→ Exercise brief
Carry none of the pictures over; write out the complete data exactly.

→ Input for this task
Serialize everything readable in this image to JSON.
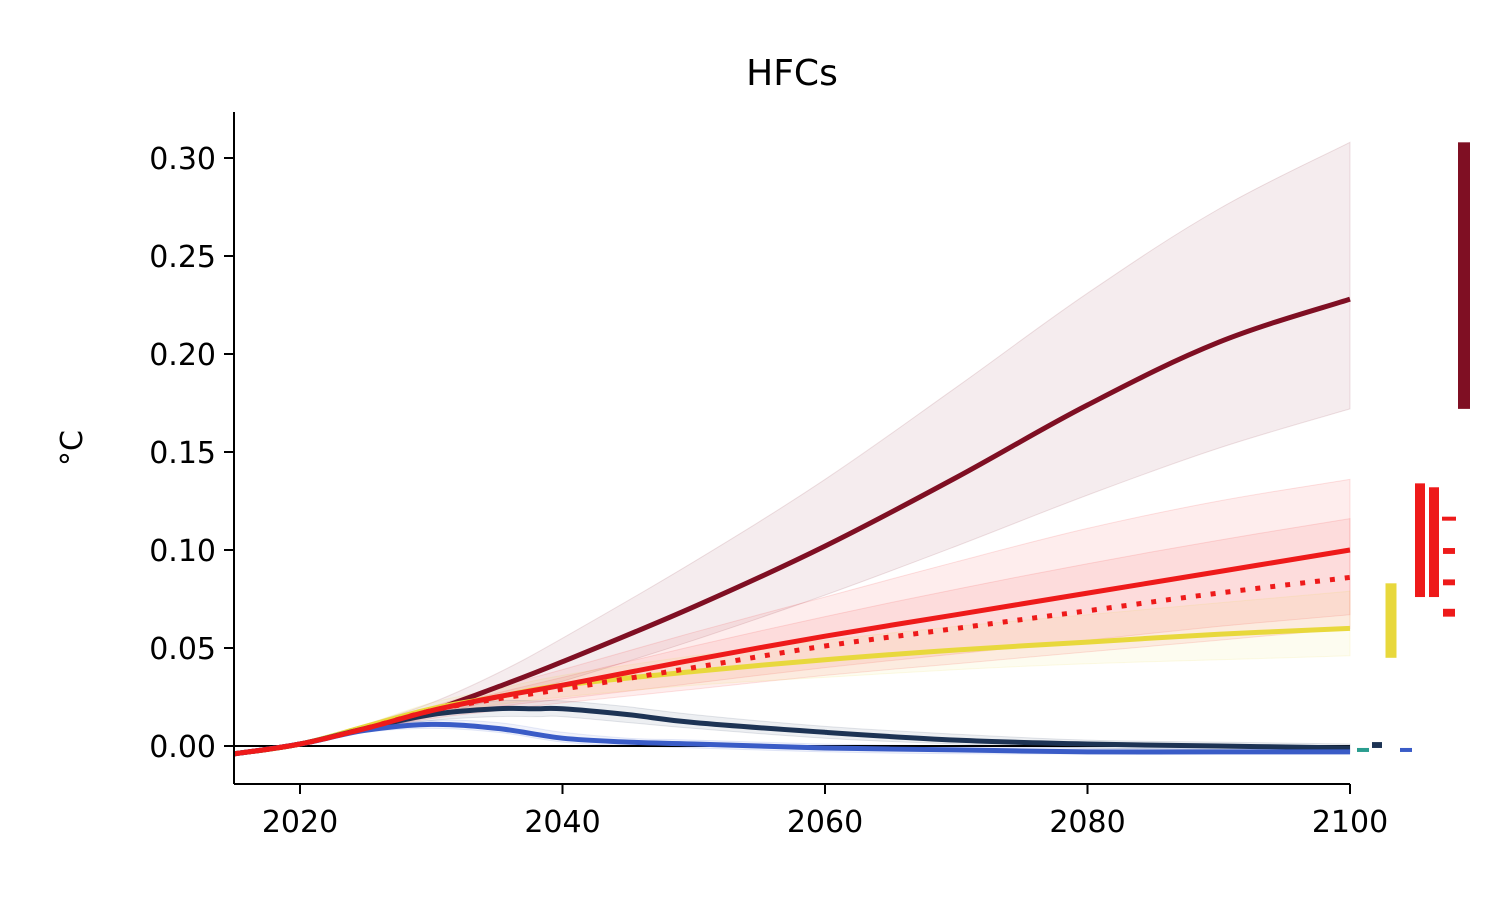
{
  "chart_data": {
    "type": "line",
    "title": "HFCs",
    "xlabel": "",
    "ylabel": "°C",
    "xlim": [
      2015,
      2100
    ],
    "ylim": [
      -0.02,
      0.32
    ],
    "x_ticks": [
      2020,
      2040,
      2060,
      2080,
      2100
    ],
    "y_ticks": [
      0.0,
      0.05,
      0.1,
      0.15,
      0.2,
      0.25,
      0.3
    ],
    "y_tick_labels": [
      "0.00",
      "0.05",
      "0.10",
      "0.15",
      "0.20",
      "0.25",
      "0.30"
    ],
    "zero_line": true,
    "grid": false,
    "series": [
      {
        "color": "#7f0f23",
        "style": "solid",
        "x": [
          2015,
          2020,
          2025,
          2030,
          2035,
          2040,
          2050,
          2060,
          2070,
          2080,
          2090,
          2100
        ],
        "values": [
          -0.004,
          0.001,
          0.009,
          0.018,
          0.03,
          0.043,
          0.071,
          0.102,
          0.137,
          0.174,
          0.206,
          0.228
        ],
        "band_low": [
          -0.004,
          0.001,
          0.008,
          0.015,
          0.024,
          0.033,
          0.054,
          0.077,
          0.102,
          0.128,
          0.152,
          0.172
        ],
        "band_high": [
          -0.004,
          0.001,
          0.011,
          0.022,
          0.037,
          0.055,
          0.094,
          0.136,
          0.183,
          0.231,
          0.274,
          0.308
        ]
      },
      {
        "color": "#ee1a1a",
        "style": "solid",
        "x": [
          2015,
          2020,
          2025,
          2030,
          2035,
          2040,
          2050,
          2060,
          2070,
          2080,
          2090,
          2100
        ],
        "values": [
          -0.004,
          0.001,
          0.009,
          0.018,
          0.025,
          0.031,
          0.044,
          0.056,
          0.067,
          0.078,
          0.089,
          0.1
        ],
        "band_low": [
          -0.004,
          0.001,
          0.008,
          0.015,
          0.02,
          0.024,
          0.032,
          0.04,
          0.047,
          0.054,
          0.061,
          0.067
        ],
        "band_high": [
          -0.004,
          0.001,
          0.01,
          0.02,
          0.03,
          0.039,
          0.058,
          0.076,
          0.094,
          0.111,
          0.125,
          0.136
        ]
      },
      {
        "color": "#ee1a1a",
        "style": "dotted",
        "x": [
          2015,
          2020,
          2025,
          2030,
          2035,
          2040,
          2050,
          2060,
          2070,
          2080,
          2090,
          2100
        ],
        "values": [
          -0.004,
          0.001,
          0.009,
          0.018,
          0.024,
          0.029,
          0.04,
          0.051,
          0.06,
          0.069,
          0.078,
          0.086
        ],
        "band_low": [
          -0.004,
          0.001,
          0.008,
          0.014,
          0.018,
          0.022,
          0.029,
          0.036,
          0.042,
          0.048,
          0.054,
          0.06
        ],
        "band_high": [
          -0.004,
          0.001,
          0.01,
          0.019,
          0.027,
          0.035,
          0.051,
          0.066,
          0.08,
          0.093,
          0.105,
          0.116
        ]
      },
      {
        "color": "#e8d83c",
        "style": "solid",
        "x": [
          2015,
          2020,
          2025,
          2030,
          2035,
          2040,
          2050,
          2060,
          2070,
          2080,
          2090,
          2100
        ],
        "values": [
          -0.004,
          0.001,
          0.01,
          0.019,
          0.025,
          0.031,
          0.038,
          0.044,
          0.049,
          0.053,
          0.057,
          0.06
        ],
        "band_low": [
          -0.004,
          0.001,
          0.009,
          0.016,
          0.021,
          0.025,
          0.031,
          0.035,
          0.039,
          0.042,
          0.044,
          0.046
        ],
        "band_high": [
          -0.004,
          0.001,
          0.011,
          0.022,
          0.029,
          0.036,
          0.046,
          0.054,
          0.061,
          0.067,
          0.073,
          0.079
        ]
      },
      {
        "color": "#1d3354",
        "style": "solid",
        "x": [
          2015,
          2020,
          2025,
          2030,
          2035,
          2038,
          2040,
          2045,
          2050,
          2060,
          2070,
          2080,
          2090,
          2100
        ],
        "values": [
          -0.004,
          0.001,
          0.009,
          0.016,
          0.019,
          0.019,
          0.019,
          0.016,
          0.012,
          0.007,
          0.003,
          0.001,
          0.0,
          -0.001
        ],
        "band_low": [
          -0.004,
          0.001,
          0.008,
          0.013,
          0.015,
          0.015,
          0.015,
          0.012,
          0.009,
          0.004,
          0.001,
          -0.001,
          -0.002,
          -0.003
        ],
        "band_high": [
          -0.004,
          0.001,
          0.01,
          0.019,
          0.023,
          0.023,
          0.023,
          0.02,
          0.016,
          0.01,
          0.006,
          0.003,
          0.002,
          0.001
        ]
      },
      {
        "color": "#3a5cc7",
        "style": "solid",
        "x": [
          2015,
          2020,
          2025,
          2030,
          2035,
          2040,
          2045,
          2050,
          2060,
          2070,
          2080,
          2090,
          2100
        ],
        "values": [
          -0.004,
          0.001,
          0.008,
          0.011,
          0.009,
          0.004,
          0.002,
          0.001,
          -0.001,
          -0.002,
          -0.003,
          -0.003,
          -0.003
        ],
        "band_low": [
          -0.004,
          0.001,
          0.007,
          0.009,
          0.007,
          0.002,
          0.0,
          -0.001,
          -0.003,
          -0.004,
          -0.004,
          -0.004,
          -0.004
        ],
        "band_high": [
          -0.004,
          0.001,
          0.009,
          0.013,
          0.012,
          0.007,
          0.004,
          0.003,
          0.001,
          0.0,
          -0.001,
          -0.001,
          -0.001
        ]
      }
    ],
    "range_bars_2100": [
      {
        "color": "#7f0f23",
        "low": 0.172,
        "high": 0.308
      },
      {
        "color": "#ee1a1a",
        "low": 0.076,
        "high": 0.134
      },
      {
        "color": "#ee1a1a",
        "low": 0.076,
        "high": 0.132
      },
      {
        "color": "#ee1a1a",
        "low": 0.115,
        "high": 0.117
      },
      {
        "color": "#ee1a1a",
        "low": 0.098,
        "high": 0.101
      },
      {
        "color": "#ee1a1a",
        "low": 0.082,
        "high": 0.085
      },
      {
        "color": "#ee1a1a",
        "low": 0.066,
        "high": 0.07
      },
      {
        "color": "#e8d83c",
        "low": 0.045,
        "high": 0.083
      },
      {
        "color": "#2a9d8f",
        "low": -0.003,
        "high": -0.001
      },
      {
        "color": "#1d3354",
        "low": -0.001,
        "high": 0.002
      },
      {
        "color": "#3a5cc7",
        "low": -0.003,
        "high": -0.001
      }
    ]
  }
}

→ Complete output
Serialize everything readable in this image to JSON.
{
  "chart_data": {
    "type": "line",
    "title": "HFCs",
    "xlabel": "",
    "ylabel": "°C",
    "xlim": [
      2015,
      2100
    ],
    "ylim": [
      -0.02,
      0.32
    ],
    "x_ticks": [
      2020,
      2040,
      2060,
      2080,
      2100
    ],
    "y_ticks": [
      0.0,
      0.05,
      0.1,
      0.15,
      0.2,
      0.25,
      0.3
    ],
    "y_tick_labels": [
      "0.00",
      "0.05",
      "0.10",
      "0.15",
      "0.20",
      "0.25",
      "0.30"
    ],
    "zero_line": true,
    "grid": false,
    "series": [
      {
        "color": "#7f0f23",
        "style": "solid",
        "x": [
          2015,
          2020,
          2025,
          2030,
          2035,
          2040,
          2050,
          2060,
          2070,
          2080,
          2090,
          2100
        ],
        "values": [
          -0.004,
          0.001,
          0.009,
          0.018,
          0.03,
          0.043,
          0.071,
          0.102,
          0.137,
          0.174,
          0.206,
          0.228
        ],
        "band_low": [
          -0.004,
          0.001,
          0.008,
          0.015,
          0.024,
          0.033,
          0.054,
          0.077,
          0.102,
          0.128,
          0.152,
          0.172
        ],
        "band_high": [
          -0.004,
          0.001,
          0.011,
          0.022,
          0.037,
          0.055,
          0.094,
          0.136,
          0.183,
          0.231,
          0.274,
          0.308
        ]
      },
      {
        "color": "#ee1a1a",
        "style": "solid",
        "x": [
          2015,
          2020,
          2025,
          2030,
          2035,
          2040,
          2050,
          2060,
          2070,
          2080,
          2090,
          2100
        ],
        "values": [
          -0.004,
          0.001,
          0.009,
          0.018,
          0.025,
          0.031,
          0.044,
          0.056,
          0.067,
          0.078,
          0.089,
          0.1
        ],
        "band_low": [
          -0.004,
          0.001,
          0.008,
          0.015,
          0.02,
          0.024,
          0.032,
          0.04,
          0.047,
          0.054,
          0.061,
          0.067
        ],
        "band_high": [
          -0.004,
          0.001,
          0.01,
          0.02,
          0.03,
          0.039,
          0.058,
          0.076,
          0.094,
          0.111,
          0.125,
          0.136
        ]
      },
      {
        "color": "#ee1a1a",
        "style": "dotted",
        "x": [
          2015,
          2020,
          2025,
          2030,
          2035,
          2040,
          2050,
          2060,
          2070,
          2080,
          2090,
          2100
        ],
        "values": [
          -0.004,
          0.001,
          0.009,
          0.018,
          0.024,
          0.029,
          0.04,
          0.051,
          0.06,
          0.069,
          0.078,
          0.086
        ],
        "band_low": [
          -0.004,
          0.001,
          0.008,
          0.014,
          0.018,
          0.022,
          0.029,
          0.036,
          0.042,
          0.048,
          0.054,
          0.06
        ],
        "band_high": [
          -0.004,
          0.001,
          0.01,
          0.019,
          0.027,
          0.035,
          0.051,
          0.066,
          0.08,
          0.093,
          0.105,
          0.116
        ]
      },
      {
        "color": "#e8d83c",
        "style": "solid",
        "x": [
          2015,
          2020,
          2025,
          2030,
          2035,
          2040,
          2050,
          2060,
          2070,
          2080,
          2090,
          2100
        ],
        "values": [
          -0.004,
          0.001,
          0.01,
          0.019,
          0.025,
          0.031,
          0.038,
          0.044,
          0.049,
          0.053,
          0.057,
          0.06
        ],
        "band_low": [
          -0.004,
          0.001,
          0.009,
          0.016,
          0.021,
          0.025,
          0.031,
          0.035,
          0.039,
          0.042,
          0.044,
          0.046
        ],
        "band_high": [
          -0.004,
          0.001,
          0.011,
          0.022,
          0.029,
          0.036,
          0.046,
          0.054,
          0.061,
          0.067,
          0.073,
          0.079
        ]
      },
      {
        "color": "#1d3354",
        "style": "solid",
        "x": [
          2015,
          2020,
          2025,
          2030,
          2035,
          2038,
          2040,
          2045,
          2050,
          2060,
          2070,
          2080,
          2090,
          2100
        ],
        "values": [
          -0.004,
          0.001,
          0.009,
          0.016,
          0.019,
          0.019,
          0.019,
          0.016,
          0.012,
          0.007,
          0.003,
          0.001,
          0.0,
          -0.001
        ],
        "band_low": [
          -0.004,
          0.001,
          0.008,
          0.013,
          0.015,
          0.015,
          0.015,
          0.012,
          0.009,
          0.004,
          0.001,
          -0.001,
          -0.002,
          -0.003
        ],
        "band_high": [
          -0.004,
          0.001,
          0.01,
          0.019,
          0.023,
          0.023,
          0.023,
          0.02,
          0.016,
          0.01,
          0.006,
          0.003,
          0.002,
          0.001
        ]
      },
      {
        "color": "#3a5cc7",
        "style": "solid",
        "x": [
          2015,
          2020,
          2025,
          2030,
          2035,
          2040,
          2045,
          2050,
          2060,
          2070,
          2080,
          2090,
          2100
        ],
        "values": [
          -0.004,
          0.001,
          0.008,
          0.011,
          0.009,
          0.004,
          0.002,
          0.001,
          -0.001,
          -0.002,
          -0.003,
          -0.003,
          -0.003
        ],
        "band_low": [
          -0.004,
          0.001,
          0.007,
          0.009,
          0.007,
          0.002,
          0.0,
          -0.001,
          -0.003,
          -0.004,
          -0.004,
          -0.004,
          -0.004
        ],
        "band_high": [
          -0.004,
          0.001,
          0.009,
          0.013,
          0.012,
          0.007,
          0.004,
          0.003,
          0.001,
          0.0,
          -0.001,
          -0.001,
          -0.001
        ]
      }
    ],
    "range_bars_2100": [
      {
        "color": "#7f0f23",
        "low": 0.172,
        "high": 0.308
      },
      {
        "color": "#ee1a1a",
        "low": 0.076,
        "high": 0.134
      },
      {
        "color": "#ee1a1a",
        "low": 0.076,
        "high": 0.132
      },
      {
        "color": "#ee1a1a",
        "low": 0.115,
        "high": 0.117
      },
      {
        "color": "#ee1a1a",
        "low": 0.098,
        "high": 0.101
      },
      {
        "color": "#ee1a1a",
        "low": 0.082,
        "high": 0.085
      },
      {
        "color": "#ee1a1a",
        "low": 0.066,
        "high": 0.07
      },
      {
        "color": "#e8d83c",
        "low": 0.045,
        "high": 0.083
      },
      {
        "color": "#2a9d8f",
        "low": -0.003,
        "high": -0.001
      },
      {
        "color": "#1d3354",
        "low": -0.001,
        "high": 0.002
      },
      {
        "color": "#3a5cc7",
        "low": -0.003,
        "high": -0.001
      }
    ]
  }
}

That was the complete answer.